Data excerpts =
────────
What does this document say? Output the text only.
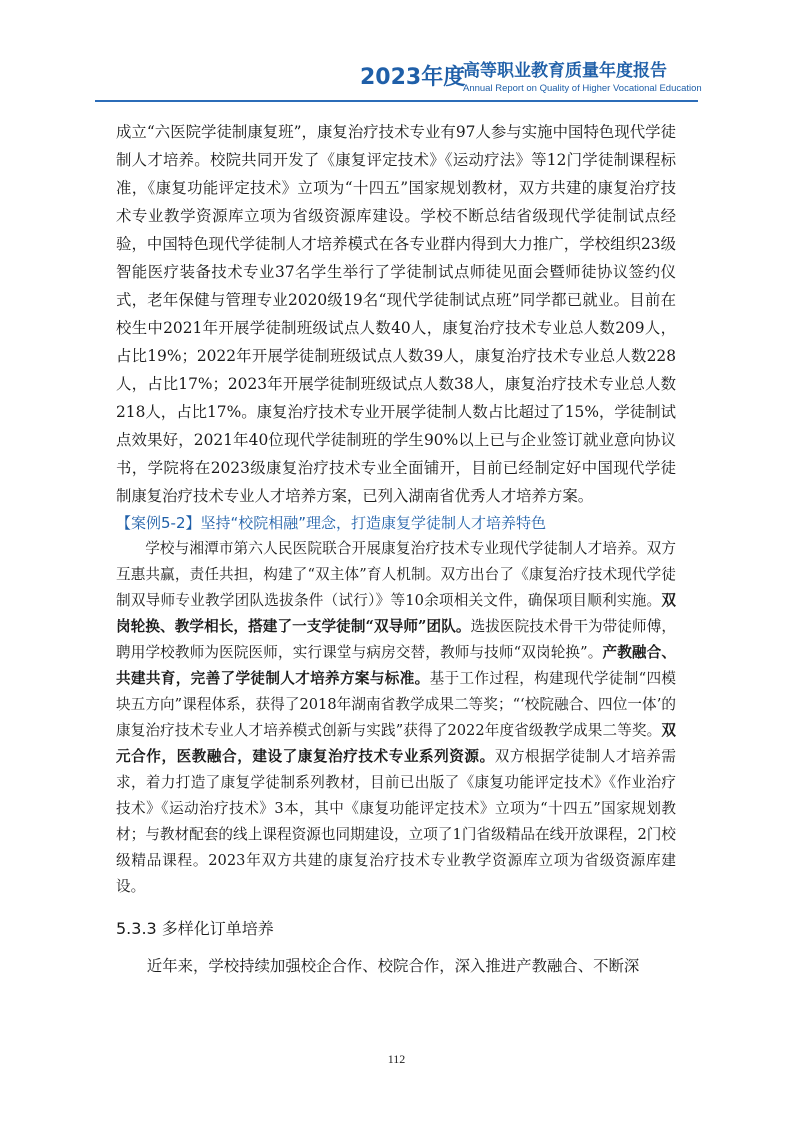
2023年度
高等职业教育质量年度报告
Annual Report on Quality of Higher Vocational Education

成立“六医院学徒制康复班”，康复治疗技术专业有97人参与实施中国特色现代学徒制人才培养。校院共同开发了《康复评定技术》《运动疗法》等12门学徒制课程标准，《康复功能评定技术》立项为“十四五”国家规划教材，双方共建的康复治疗技术专业教学资源库立项为省级资源库建设。学校不断总结省级现代学徒制试点经验，中国特色现代学徒制人才培养模式在各专业群内得到大力推广，学校组织23级智能医疗装备技术专业37名学生举行了学徒制试点师徒见面会暨师徒协议签约仪式，老年保健与管理专业2020级19名“现代学徒制试点班”同学都已就业。目前在校生中2021年开展学徒制班级试点人数40人，康复治疗技术专业总人数209人，占比19%；2022年开展学徒制班级试点人数39人，康复治疗技术专业总人数228人，占比17%；2023年开展学徒制班级试点人数38人，康复治疗技术专业总人数218人，占比17%。康复治疗技术专业开展学徒制人数占比超过了15%，学徒制试点效果好，2021年40位现代学徒制班的学生90%以上已与企业签订就业意向协议书，学院将在2023级康复治疗技术专业全面铺开，目前已经制定好中国现代学徒制康复治疗技术专业人才培养方案，已列入湖南省优秀人才培养方案。

【案例5-2】坚持“校院相融”理念，打造康复学徒制人才培养特色

学校与湘潭市第六人民医院联合开展康复治疗技术专业现代学徒制人才培养。双方互惠共赢，责任共担，构建了“双主体”育人机制。双方出台了《康复治疗技术现代学徒制双导师专业教学团队选拔条件（试行）》等10余项相关文件，确保项目顺利实施。双岗轮换、教学相长，搭建了一支学徒制“双导师”团队。选拔医院技术骨干为带徒师傅，聘用学校教师为医院医师，实行课堂与病房交替，教师与技师“双岗轮换”。产教融合、共建共育，完善了学徒制人才培养方案与标准。基于工作过程，构建现代学徒制“四模块五方向”课程体系，获得了2018年湖南省教学成果二等奖；“‘校院融合、四位一体’的康复治疗技术专业人才培养模式创新与实践”获得了2022年度省级教学成果二等奖。双元合作，医教融合，建设了康复治疗技术专业系列资源。双方根据学徒制人才培养需求，着力打造了康复学徒制系列教材，目前已出版了《康复功能评定技术》《作业治疗技术》《运动治疗技术》3本，其中《康复功能评定技术》立项为“十四五”国家规划教材；与教材配套的线上课程资源也同期建设，立项了1门省级精品在线开放课程，2门校级精品课程。2023年双方共建的康复治疗技术专业教学资源库立项为省级资源库建设。

5.3.3 多样化订单培养

近年来，学校持续加强校企合作、校院合作，深入推进产教融合、不断深

112
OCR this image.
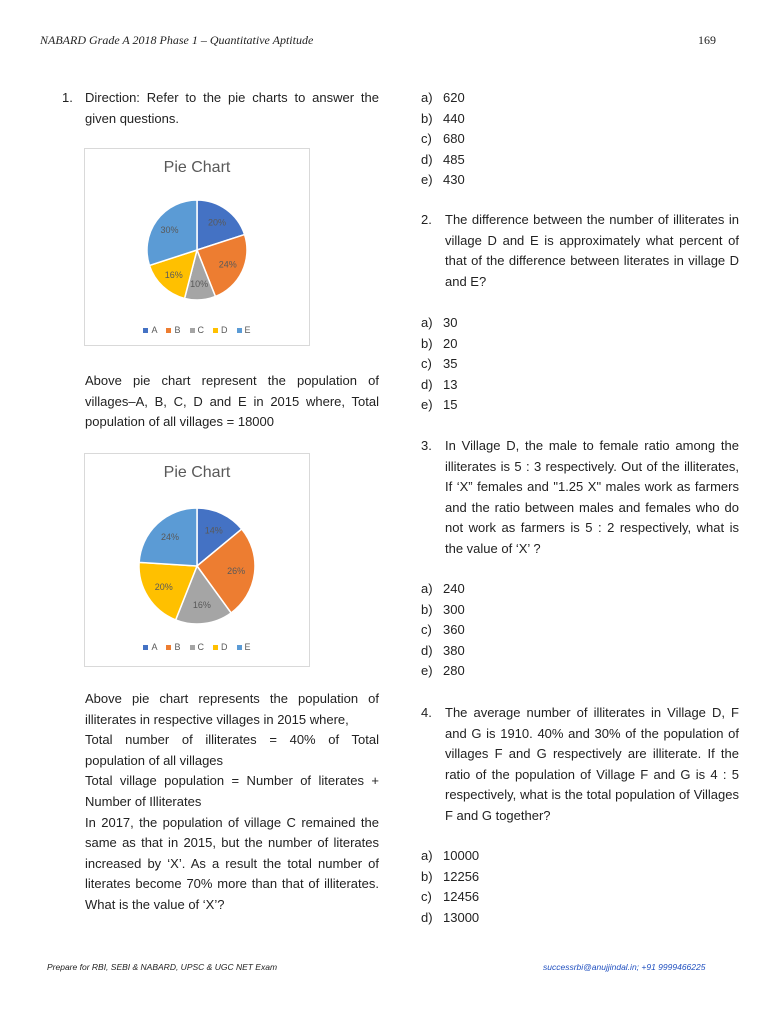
NABARD Grade A 2018 Phase 1 – Quantitative Aptitude	169
1. Direction: Refer to the pie charts to answer the given questions.
Pie Chart
20%
24%
10%
16%
30%
A B C D E
Above pie chart represent the population of villages–A, B, C, D and E in 2015 where, Total population of all villages = 18000
Pie Chart
14%
26%
16%
20%
24%
A B C D E
Above pie chart represents the population of illiterates in respective villages in 2015 where,
Total number of illiterates = 40% of Total population of all villages
Total village population = Number of literates + Number of Illiterates
In 2017, the population of village C remained the same as that in 2015, but the number of literates increased by ‘X’. As a result the total number of literates become 70% more than that of illiterates. What is the value of ‘X’?
a) 620
b) 440
c) 680
d) 485
e) 430
2. The difference between the number of illiterates in village D and E is approximately what percent of that of the difference between literates in village D and E?
a) 30
b) 20
c) 35
d) 13
e) 15
3. In Village D, the male to female ratio among the illiterates is 5 : 3 respectively. Out of the illiterates, If ‘X” females and "1.25 X" males work as farmers and the ratio between males and females who do not work as farmers is 5 : 2 respectively, what is the value of ‘X’ ?
a) 240
b) 300
c) 360
d) 380
e) 280
4. The average number of illiterates in Village D, F and G is 1910. 40% and 30% of the population of villages F and G respectively are illiterate. If the ratio of the population of Village F and G is 4 : 5 respectively, what is the total population of Villages F and G together?
a) 10000
b) 12256
c) 12456
d) 13000
Prepare for RBI, SEBI & NABARD, UPSC & UGC NET Exam	successrbi@anujjindal.in; +91 9999466225
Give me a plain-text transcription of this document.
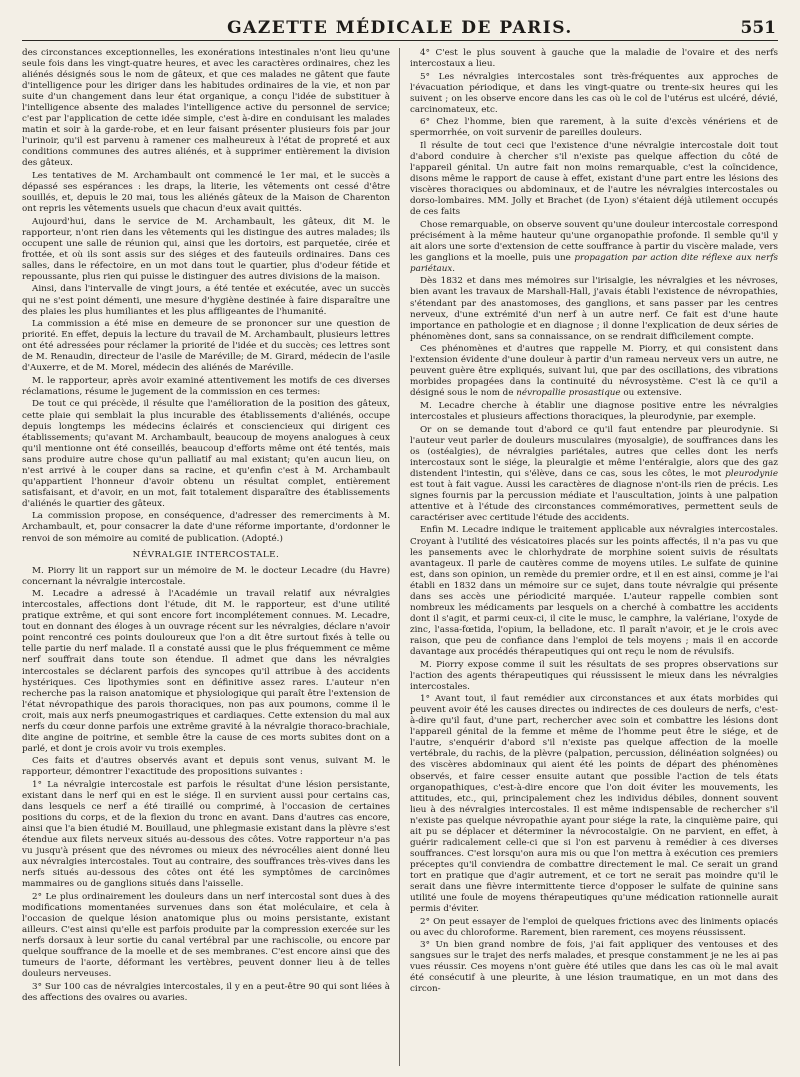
GAZETTE MÉDICALE DE PARIS.	551

des circonstances exceptionnelles, les exonérations intestinales n'ont lieu qu'une seule fois dans les vingt-quatre heures, et avec les caractères ordinaires, chez les aliénés désignés sous le nom de gâteux, et que ces malades ne gâtent que faute d'intelligence pour les diriger dans les habitudes ordinaires de la vie, et non par suite d'un changement dans leur état organique, a conçu l'idée de substituer à l'intelligence absente des malades l'intelligence active du personnel de service; c'est par l'application de cette idée simple, c'est à-dire en conduisant les malades matin et soir à la garde-robe, et en leur faisant présenter plusieurs fois par jour l'urinoir, qu'il est parvenu à ramener ces malheureux à l'état de propreté et aux conditions communes des autres aliénés, et à supprimer entièrement la division des gâteux.

Les tentatives de M. Archambault ont commencé le 1er mai, et le succès a dépassé ses espérances : les draps, la literie, les vêtements ont cessé d'être souillés, et, depuis le 20 mai, tous les aliénés gâteux de la Maison de Charenton ont repris les vêtements usuels que chacun d'eux avait quittés.

Aujourd'hui, dans le service de M. Archambault, les gâteux, dit M. le rapporteur, n'ont rien dans les vêtements qui les distingue des autres malades; ils occupent une salle de réunion qui, ainsi que les dortoirs, est parquetée, cirée et frottée, et où ils sont assis sur des siéges et des fauteuils ordinaires. Dans ces salles, dans le réfectoire, en un mot dans tout le quartier, plus d'odeur fétide et repoussante, plus rien qui puisse le distinguer des autres divisions de la maison.

Ainsi, dans l'intervalle de vingt jours, a été tentée et exécutée, avec un succès qui ne s'est point démenti, une mesure d'hygiène destinée à faire disparaître une des plaies les plus humiliantes et les plus affligeantes de l'humanité.

La commission a été mise en demeure de se prononcer sur une question de priorité. En effet, depuis la lecture du travail de M. Archambault, plusieurs lettres ont été adressées pour réclamer la priorité de l'idée et du succès; ces lettres sont de M. Renaudin, directeur de l'asile de Maréville; de M. Girard, médecin de l'asile d'Auxerre, et de M. Morel, médecin des aliénés de Maréville.

M. le rapporteur, après avoir examiné attentivement les motifs de ces diverses réclamations, résume le jugement de la commission en ces termes:

De tout ce qui précède, il résulte que l'amélioration de la position des gâteux, cette plaie qui semblait la plus incurable des établissements d'aliénés, occupe depuis longtemps les médecins éclairés et consciencieux qui dirigent ces établissements; qu'avant M. Archambault, beaucoup de moyens analogues à ceux qu'il mentionne ont été conseillés, beaucoup d'efforts même ont été tentés, mais sans produire autre chose qu'un palliatif au mal existant; qu'en aucun lieu, on n'est arrivé à le couper dans sa racine, et qu'enfin c'est à M. Archambault qu'appartient l'honneur d'avoir obtenu un résultat complet, entièrement satisfaisant, et d'avoir, en un mot, fait totalement disparaître des établissements d'aliénés le quartier des gâteux.

La commission propose, en conséquence, d'adresser des remerciments à M. Archambault, et, pour consacrer la date d'une réforme importante, d'ordonner le renvoi de son mémoire au comité de publication. (Adopté.)

NÉVRALGIE INTERCOSTALE.

M. Piorry lit un rapport sur un mémoire de M. le docteur Lecadre (du Havre) concernant la névralgie intercostale.

M. Lecadre a adressé à l'Académie un travail relatif aux névralgies intercostales, affections dont l'étude, dit M. le rapporteur, est d'une utilité pratique extrême, et qui sont encore fort incomplétement connues. M. Lecadre, tout en donnant des éloges à un ouvrage récent sur les névralgies, déclare n'avoir point rencontré ces points douloureux que l'on a dit être surtout fixés à telle ou telle partie du nerf malade. Il a constaté aussi que le plus fréquemment ce même nerf souffrait dans toute son étendue. Il admet que dans les névralgies intercostales se déclarent parfois des syncopes qu'il attribue à des accidents hystériques. Ces lipothymies sont en définitive assez rares. L'auteur n'en recherche pas la raison anatomique et physiologique qui paraît être l'extension de l'état névropathique des parois thoraciques, non pas aux poumons, comme il le croit, mais aux nerfs pneumogastriques et cardiaques. Cette extension du mal aux nerfs du cœur donne parfois une extrême gravité à la névralgie thoraco-brachiale, dite angine de poitrine, et semble être la cause de ces morts subites dont on a parlé, et dont je crois avoir vu trois exemples.

Ces faits et d'autres observés avant et depuis sont venus, suivant M. le rapporteur, démontrer l'exactitude des propositions suivantes :

1° La névralgie intercostale est parfois le résultat d'une lésion persistante, existant dans le nerf qui en est le siége. Il en survient aussi pour certains cas, dans lesquels ce nerf a été tiraillé ou comprimé, à l'occasion de certaines positions du corps, et de la flexion du tronc en avant. Dans d'autres cas encore, ainsi que l'a bien étudié M. Bouillaud, une phlegmasie existant dans la plèvre s'est étendue aux filets nerveux situés au-dessous des côtes. Votre rapporteur n'a pas vu jusqu'à présent que des névromes ou mieux des névrocélies aient donné lieu aux névralgies intercostales. Tout au contraire, des souffrances très-vives dans les nerfs situés au-dessous des côtes ont été les symptômes de carcinômes mammaires ou de ganglions situés dans l'aisselle.

2° Le plus ordinairement les douleurs dans un nerf intercostal sont dues à des modifications momentanées survenues dans son état moléculaire, et cela à l'occasion de quelque lésion anatomique plus ou moins persistante, existant ailleurs. C'est ainsi qu'elle est parfois produite par la compression exercée sur les nerfs dorsaux à leur sortie du canal vertébral par une rachiscolie, ou encore par quelque souffrance de la moelle et de ses membranes. C'est encore ainsi que des tumeurs de l'aorte, déformant les vertèbres, peuvent donner lieu à de telles douleurs nerveuses.

3° Sur 100 cas de névralgies intercostales, il y en a peut-être 90 qui sont liées à des affections des ovaires ou avaries.

4° C'est le plus souvent à gauche que la maladie de l'ovaire et des nerfs intercostaux a lieu.

5° Les névralgies intercostales sont très-fréquentes aux approches de l'évacuation périodique, et dans les vingt-quatre ou trente-six heures qui les suivent ; on les observe encore dans les cas où le col de l'utérus est ulcéré, dévié, carcinomateux, etc.

6° Chez l'homme, bien que rarement, à la suite d'excès vénériens et de spermorrhée, on voit survenir de pareilles douleurs.

Il résulte de tout ceci que l'existence d'une névralgie intercostale doit tout d'abord conduire à chercher s'il n'existe pas quelque affection du côté de l'appareil génital. Un autre fait non moins remarquable, c'est la coïncidence, disons même le rapport de cause à effet, existant d'une part entre les lésions des viscères thoraciques ou abdominaux, et de l'autre les névralgies intercostales ou dorso-lombaires. MM. Jolly et Brachet (de Lyon) s'étaient déjà utilement occupés de ces faits

Chose remarquable, on observe souvent qu'une douleur intercostale correspond précisément à la même hauteur qu'une organopathie profonde. Il semble qu'il y ait alors une sorte d'extension de cette souffrance à partir du viscère malade, vers les ganglions et la moelle, puis une propagation par action dite réflexe aux nerfs pariétaux.

Dès 1832 et dans mes mémoires sur l'irisalgie, les névralgies et les névroses, bien avant les travaux de Marshall-Hall, j'avais établi l'existence de névropathies, s'étendant par des anastomoses, des ganglions, et sans passer par les centres nerveux, d'une extrémité d'un nerf à un autre nerf. Ce fait est d'une haute importance en pathologie et en diagnose ; il donne l'explication de deux séries de phénomènes dont, sans sa connaissance, on se rendrait difficilement compte.

Ces phénomènes et d'autres que rappelle M. Piorry, et qui consistent dans l'extension évidente d'une douleur à partir d'un rameau nerveux vers un autre, ne peuvent guère être expliqués, suivant lui, que par des oscillations, des vibrations morbides propagées dans la continuité du névrosystème. C'est là ce qu'il a désigné sous le nom de névropallie prosastique ou extensive.

M. Lecadre cherche à établir une diagnose positive entre les névralgies intercostales et plusieurs affections thoraciques, la pleurodynie, par exemple.

Or on se demande tout d'abord ce qu'il faut entendre par pleurodynie. Si l'auteur veut parler de douleurs musculaires (myosalgie), de souffrances dans les os (ostéalgies), de névralgies pariétales, autres que celles dont les nerfs intercostaux sont le siége, la pleuralgie et même l'entéralgie, alors que des gaz distendent l'intestin, qui s'élève, dans ce cas, sous les côtes, le mot pleurodynie est tout à fait vague. Aussi les caractères de diagnose n'ont-ils rien de précis. Les signes fournis par la percussion médiate et l'auscultation, joints à une palpation attentive et à l'étude des circonstances commémoratives, permettent seuls de caractériser avec certitude l'étude des accidents.

Enfin M. Lecadre indique le traitement applicable aux névralgies intercostales. Croyant à l'utilité des vésicatoires placés sur les points affectés, il n'a pas vu que les pansements avec le chlorhydrate de morphine soient suivis de résultats avantageux. Il parle de cautères comme de moyens utiles. Le sulfate de quinine est, dans son opinion, un remède du premier ordre, et il en est ainsi, comme je l'ai établi en 1832 dans un mémoire sur ce sujet, dans toute névralgie qui présente dans ses accès une périodicité marquée. L'auteur rappelle combien sont nombreux les médicaments par lesquels on a cherché à combattre les accidents dont il s'agit, et parmi ceux-ci, il cite le musc, le camphre, la valériane, l'oxyde de zinc, l'assa-fœtida, l'opium, la belladone, etc. Il paraît n'avoir, et je le crois avec raison, que peu de confiance dans l'emploi de tels moyens ; mais il en accorde davantage aux procédés thérapeutiques qui ont reçu le nom de révulsifs.

M. Piorry expose comme il suit les résultats de ses propres observations sur l'action des agents thérapeutiques qui réussissent le mieux dans les névralgies intercostales.

1° Avant tout, il faut remédier aux circonstances et aux états morbides qui peuvent avoir été les causes directes ou indirectes de ces douleurs de nerfs, c'est-à-dire qu'il faut, d'une part, rechercher avec soin et combattre les lésions dont l'appareil génital de la femme et même de l'homme peut être le siége, et de l'autre, s'enquérir d'abord s'il n'existe pas quelque affection de la moelle vertébrale, du rachis, de la plèvre (palpation, percussion, délinéation solgnées) ou des viscères abdominaux qui aient été les points de départ des phénomènes observés, et faire cesser ensuite autant que possible l'action de tels états organopathiques, c'est-à-dire encore que l'on doit éviter les mouvements, les attitudes, etc., qui, principalement chez les individus débiles, donnent souvent lieu à des névralgies intercostales. Il est même indispensable de rechercher s'il n'existe pas quelque névropathie ayant pour siége la rate, la cinquième paire, qui ait pu se déplacer et déterminer la névrocostalgie. On ne parvient, en effet, à guérir radicalement celle-ci que si l'on est parvenu à remédier à ces diverses souffrances. C'est lorsqu'on aura mis ou que l'on mettra à exécution ces premiers préceptes qu'il conviendra de combattre directement le mal. Ce serait un grand tort en pratique que d'agir autrement, et ce tort ne serait pas moindre qu'il le serait dans une fièvre intermittente tierce d'opposer le sulfate de quinine sans utilité une foule de moyens thérapeutiques qu'une médication rationnelle aurait permis d'éviter.

2° On peut essayer de l'emploi de quelques frictions avec des liniments opiacés ou avec du chloroforme. Rarement, bien rarement, ces moyens réussissent.

3° Un bien grand nombre de fois, j'ai fait appliquer des ventouses et des sangsues sur le trajet des nerfs malades, et presque constamment je ne les ai pas vues réussir. Ces moyens n'ont guère été utiles que dans les cas où le mal avait été consécutif à une pleurite, à une lésion traumatique, en un mot dans des circon-
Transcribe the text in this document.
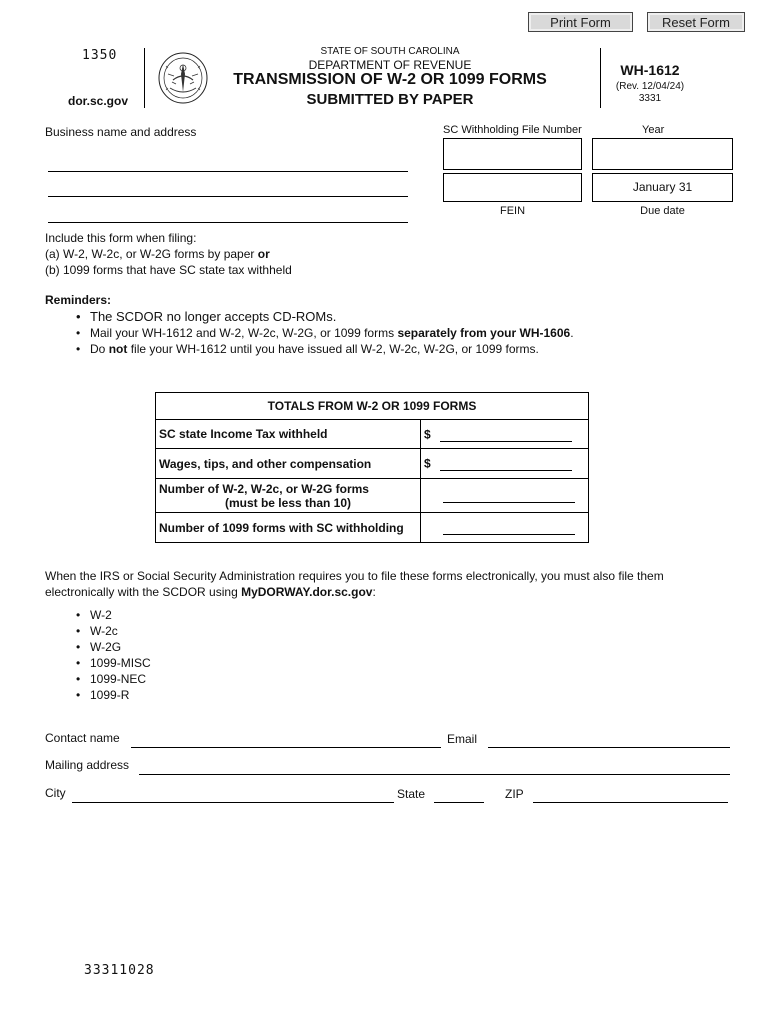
Print Form	Reset Form
1350
dor.sc.gov
STATE OF SOUTH CAROLINA
DEPARTMENT OF REVENUE
TRANSMISSION OF W-2 OR 1099 FORMS
SUBMITTED BY PAPER
WH-1612
(Rev. 12/04/24)
3331
Business name and address	SC Withholding File Number	Year
January 31
FEIN	Due date
Include this form when filing:
(a) W-2, W-2c, or W-2G forms by paper or
(b) 1099 forms that have SC state tax withheld
Reminders:
• The SCDOR no longer accepts CD-ROMs.
• Mail your WH-1612 and W-2, W-2c, W-2G, or 1099 forms separately from your WH-1606.
• Do not file your WH-1612 until you have issued all W-2, W-2c, W-2G, or 1099 forms.
TOTALS FROM W-2 OR 1099 FORMS	
SC state Income Tax withheld	$
Wages, tips, and other compensation	$

Number of W-2, W-2c, or W-2G forms
(must be less than 10)

Number of 1099 forms with SC withholding	
When the IRS or Social Security Administration requires you to file these forms electronically, you must also file them electronically with the SCDOR using MyDORWAY.dor.sc.gov:
• W-2
• W-2c
• W-2G
• 1099-MISC
• 1099-NEC
• 1099-R
Contact name	Email
Mailing address
City	State	ZIP
33311028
────────
TASK DIRECTIONS = List the lines that contain the word "address".

SOLVED PROBLEM =
Business name and address	SC Withholding File Number	Year
Mailing address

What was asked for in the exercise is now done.